_Text shown_

# "FIZZ" or not to "FIZZ"?



## hopin to cash (Sep 14, 2010)

Posted the question in the Erie thread but thought the tournament guys may not read it there. Will be fishing a tournament on Erie at the end of the month and want to take every precaution possible to reduce my mortality rate. Will have lots of ice and the "G" juice ready for live well but was wondering everybody's take on "FIZZING". Have watched all the you tube videos (I think) and still not clear at what depth should you be concerned and does it actually work?


----------



## BassJack (Jun 2, 2009)

Fizzing is best left to the experts. Your better option is to invest in a pack of FlipClips. A FlipClip is a 1-ounce plastic-coated cylinder-shaped weight affixed to an alligator clip. If you have a fish that is struggling with an inflated swim bladder, attach the flip clip to its anal fin. The fish will gain its balance and stability. I've used these on fish caught 25 feet deep and they quickly regained their vigor in the livewell. Check them out at FlipClipFishing.com.


----------



## Drop-tine76 (Apr 24, 2013)

Fizzing definetly works if done correctly. I prefer through the side, mouth has more room for error and definite death for the fish. Anything caught over 15' I keep an eye one and fizz if necessary.


----------

_Given problem A_
Quote the listing from its first line up to and including the line with "column-header-size: SIZE(US) xyxy=(424,120,535,149)".
The thread on fizzing and the listing that follows it are independent of each other.

Annotated element entries
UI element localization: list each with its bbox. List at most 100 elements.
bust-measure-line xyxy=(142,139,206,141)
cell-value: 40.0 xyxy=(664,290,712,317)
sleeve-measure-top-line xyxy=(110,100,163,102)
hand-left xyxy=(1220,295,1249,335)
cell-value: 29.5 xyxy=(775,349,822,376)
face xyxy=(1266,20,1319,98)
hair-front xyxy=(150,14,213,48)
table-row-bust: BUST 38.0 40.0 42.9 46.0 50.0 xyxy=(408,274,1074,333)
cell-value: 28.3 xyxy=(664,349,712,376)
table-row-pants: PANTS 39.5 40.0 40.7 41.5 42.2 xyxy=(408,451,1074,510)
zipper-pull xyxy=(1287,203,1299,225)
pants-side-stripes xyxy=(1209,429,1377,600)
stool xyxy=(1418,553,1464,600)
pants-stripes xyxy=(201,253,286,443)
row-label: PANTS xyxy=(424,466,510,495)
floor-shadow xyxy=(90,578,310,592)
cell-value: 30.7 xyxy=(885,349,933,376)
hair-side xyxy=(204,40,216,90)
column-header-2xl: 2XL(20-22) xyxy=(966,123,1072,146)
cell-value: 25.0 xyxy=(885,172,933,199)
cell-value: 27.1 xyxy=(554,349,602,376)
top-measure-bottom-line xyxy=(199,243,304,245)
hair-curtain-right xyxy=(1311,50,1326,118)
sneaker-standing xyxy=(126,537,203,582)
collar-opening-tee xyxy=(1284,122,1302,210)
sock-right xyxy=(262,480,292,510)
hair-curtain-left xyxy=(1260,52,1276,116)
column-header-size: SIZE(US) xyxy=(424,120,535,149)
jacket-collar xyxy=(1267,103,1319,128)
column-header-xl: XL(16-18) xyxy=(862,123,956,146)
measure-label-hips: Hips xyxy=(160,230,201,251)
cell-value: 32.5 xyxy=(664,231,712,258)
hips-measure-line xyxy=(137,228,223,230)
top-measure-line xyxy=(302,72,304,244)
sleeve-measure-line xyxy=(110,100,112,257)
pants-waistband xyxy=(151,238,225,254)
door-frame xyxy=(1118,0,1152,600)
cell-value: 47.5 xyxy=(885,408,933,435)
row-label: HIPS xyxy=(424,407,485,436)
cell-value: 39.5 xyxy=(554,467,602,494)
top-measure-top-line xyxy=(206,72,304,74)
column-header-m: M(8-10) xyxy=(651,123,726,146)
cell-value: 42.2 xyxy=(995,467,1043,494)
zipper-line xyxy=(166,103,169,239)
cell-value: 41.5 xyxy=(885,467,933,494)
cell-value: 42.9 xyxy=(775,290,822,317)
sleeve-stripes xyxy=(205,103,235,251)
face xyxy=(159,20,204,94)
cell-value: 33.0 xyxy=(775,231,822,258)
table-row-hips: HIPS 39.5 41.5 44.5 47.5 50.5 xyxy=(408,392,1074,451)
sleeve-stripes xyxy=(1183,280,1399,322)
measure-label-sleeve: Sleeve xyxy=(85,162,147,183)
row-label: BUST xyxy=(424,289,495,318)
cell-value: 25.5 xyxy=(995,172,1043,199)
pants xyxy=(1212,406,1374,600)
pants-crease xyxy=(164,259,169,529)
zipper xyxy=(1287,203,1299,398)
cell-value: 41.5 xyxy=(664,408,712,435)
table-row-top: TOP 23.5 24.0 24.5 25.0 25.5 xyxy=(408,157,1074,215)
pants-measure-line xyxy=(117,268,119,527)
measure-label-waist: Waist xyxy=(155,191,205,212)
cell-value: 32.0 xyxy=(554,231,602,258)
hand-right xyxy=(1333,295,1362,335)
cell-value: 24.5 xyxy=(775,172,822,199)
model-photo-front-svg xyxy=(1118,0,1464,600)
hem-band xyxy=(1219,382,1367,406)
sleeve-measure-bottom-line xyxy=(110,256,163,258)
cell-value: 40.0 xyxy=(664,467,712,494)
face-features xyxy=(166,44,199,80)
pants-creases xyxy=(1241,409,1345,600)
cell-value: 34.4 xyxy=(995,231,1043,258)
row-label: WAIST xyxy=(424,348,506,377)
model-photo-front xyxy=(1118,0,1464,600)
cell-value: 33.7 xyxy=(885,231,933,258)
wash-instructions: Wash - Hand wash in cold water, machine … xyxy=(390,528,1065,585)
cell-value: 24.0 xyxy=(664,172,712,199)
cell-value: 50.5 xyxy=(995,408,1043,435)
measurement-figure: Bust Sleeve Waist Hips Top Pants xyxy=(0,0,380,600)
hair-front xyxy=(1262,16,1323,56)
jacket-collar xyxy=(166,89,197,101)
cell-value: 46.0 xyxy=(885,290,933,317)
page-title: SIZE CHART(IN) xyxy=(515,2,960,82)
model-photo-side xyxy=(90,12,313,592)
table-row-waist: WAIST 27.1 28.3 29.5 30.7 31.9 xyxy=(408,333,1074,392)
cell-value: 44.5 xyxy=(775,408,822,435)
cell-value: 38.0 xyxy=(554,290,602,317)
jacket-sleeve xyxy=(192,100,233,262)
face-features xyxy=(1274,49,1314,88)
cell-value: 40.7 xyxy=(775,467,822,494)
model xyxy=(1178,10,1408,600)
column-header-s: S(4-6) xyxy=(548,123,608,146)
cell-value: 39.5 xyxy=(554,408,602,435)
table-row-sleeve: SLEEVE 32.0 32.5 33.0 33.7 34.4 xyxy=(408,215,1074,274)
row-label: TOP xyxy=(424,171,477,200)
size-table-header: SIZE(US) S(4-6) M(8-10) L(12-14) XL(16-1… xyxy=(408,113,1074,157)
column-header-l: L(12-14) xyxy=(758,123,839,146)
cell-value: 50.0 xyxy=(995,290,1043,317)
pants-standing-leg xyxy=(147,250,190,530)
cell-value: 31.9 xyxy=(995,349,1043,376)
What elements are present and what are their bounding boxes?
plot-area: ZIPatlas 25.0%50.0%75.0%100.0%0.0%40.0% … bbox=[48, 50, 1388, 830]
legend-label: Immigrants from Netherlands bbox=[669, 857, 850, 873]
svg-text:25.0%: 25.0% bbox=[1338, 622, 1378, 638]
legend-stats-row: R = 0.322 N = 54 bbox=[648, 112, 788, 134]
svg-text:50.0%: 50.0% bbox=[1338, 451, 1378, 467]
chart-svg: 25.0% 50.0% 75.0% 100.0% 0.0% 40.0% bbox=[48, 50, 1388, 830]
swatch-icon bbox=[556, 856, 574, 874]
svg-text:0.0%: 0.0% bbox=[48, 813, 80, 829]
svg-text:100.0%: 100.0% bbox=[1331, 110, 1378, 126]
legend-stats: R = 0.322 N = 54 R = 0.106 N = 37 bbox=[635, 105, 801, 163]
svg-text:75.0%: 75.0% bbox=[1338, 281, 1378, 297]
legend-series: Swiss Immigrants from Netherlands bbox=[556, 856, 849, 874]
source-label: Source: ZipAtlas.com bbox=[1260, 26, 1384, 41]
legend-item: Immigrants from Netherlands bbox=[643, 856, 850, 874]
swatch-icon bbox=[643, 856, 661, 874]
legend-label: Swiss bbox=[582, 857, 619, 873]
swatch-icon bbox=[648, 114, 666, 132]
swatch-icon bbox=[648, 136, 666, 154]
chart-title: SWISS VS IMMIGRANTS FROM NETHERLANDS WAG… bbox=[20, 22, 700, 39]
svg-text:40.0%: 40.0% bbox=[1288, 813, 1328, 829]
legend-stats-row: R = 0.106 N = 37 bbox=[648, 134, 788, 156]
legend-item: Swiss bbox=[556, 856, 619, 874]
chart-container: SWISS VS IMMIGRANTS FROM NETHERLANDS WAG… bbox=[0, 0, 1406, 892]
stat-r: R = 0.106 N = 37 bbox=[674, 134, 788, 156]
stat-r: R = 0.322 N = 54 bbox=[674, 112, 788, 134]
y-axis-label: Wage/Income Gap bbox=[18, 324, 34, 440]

_Given problem B_
Print the passage of the thread on fizzing from "## hopin to" up to and including "it actually work?".

_Task output A_
UI element localization: list each with its bbox. List at most 100 elements.
bust-measure-line xyxy=(142,139,206,141)
cell-value: 40.0 xyxy=(664,290,712,317)
sleeve-measure-top-line xyxy=(110,100,163,102)
hand-left xyxy=(1220,295,1249,335)
cell-value: 29.5 xyxy=(775,349,822,376)
face xyxy=(1266,20,1319,98)
hair-front xyxy=(150,14,213,48)
table-row-bust: BUST 38.0 40.0 42.9 46.0 50.0 xyxy=(408,274,1074,333)
cell-value: 28.3 xyxy=(664,349,712,376)
table-row-pants: PANTS 39.5 40.0 40.7 41.5 42.2 xyxy=(408,451,1074,510)
zipper-pull xyxy=(1287,203,1299,225)
pants-side-stripes xyxy=(1209,429,1377,600)
stool xyxy=(1418,553,1464,600)
pants-stripes xyxy=(201,253,286,443)
row-label: PANTS xyxy=(424,466,510,495)
floor-shadow xyxy=(90,578,310,592)
cell-value: 30.7 xyxy=(885,349,933,376)
hair-side xyxy=(204,40,216,90)
column-header-2xl: 2XL(20-22) xyxy=(966,123,1072,146)
cell-value: 25.0 xyxy=(885,172,933,199)
cell-value: 27.1 xyxy=(554,349,602,376)
top-measure-bottom-line xyxy=(199,243,304,245)
hair-curtain-right xyxy=(1311,50,1326,118)
sneaker-standing xyxy=(126,537,203,582)
collar-opening-tee xyxy=(1284,122,1302,210)
sock-right xyxy=(262,480,292,510)
hair-curtain-left xyxy=(1260,52,1276,116)
column-header-size: SIZE(US) xyxy=(424,120,535,149)

_Task output B_
## hopin to cash (Sep 14, 2010)

Posted the question in the Erie thread but thought the tournament guys may not read it there. Will be fishing a tournament on Erie at the end of the month and want to take every precaution possible to reduce my mortality rate. Will have lots of ice and the "G" juice ready for live well but was wondering everybody's take on "FIZZING". Have watched all the you tube videos (I think) and still not clear at what depth should you be concerned and does it actually work?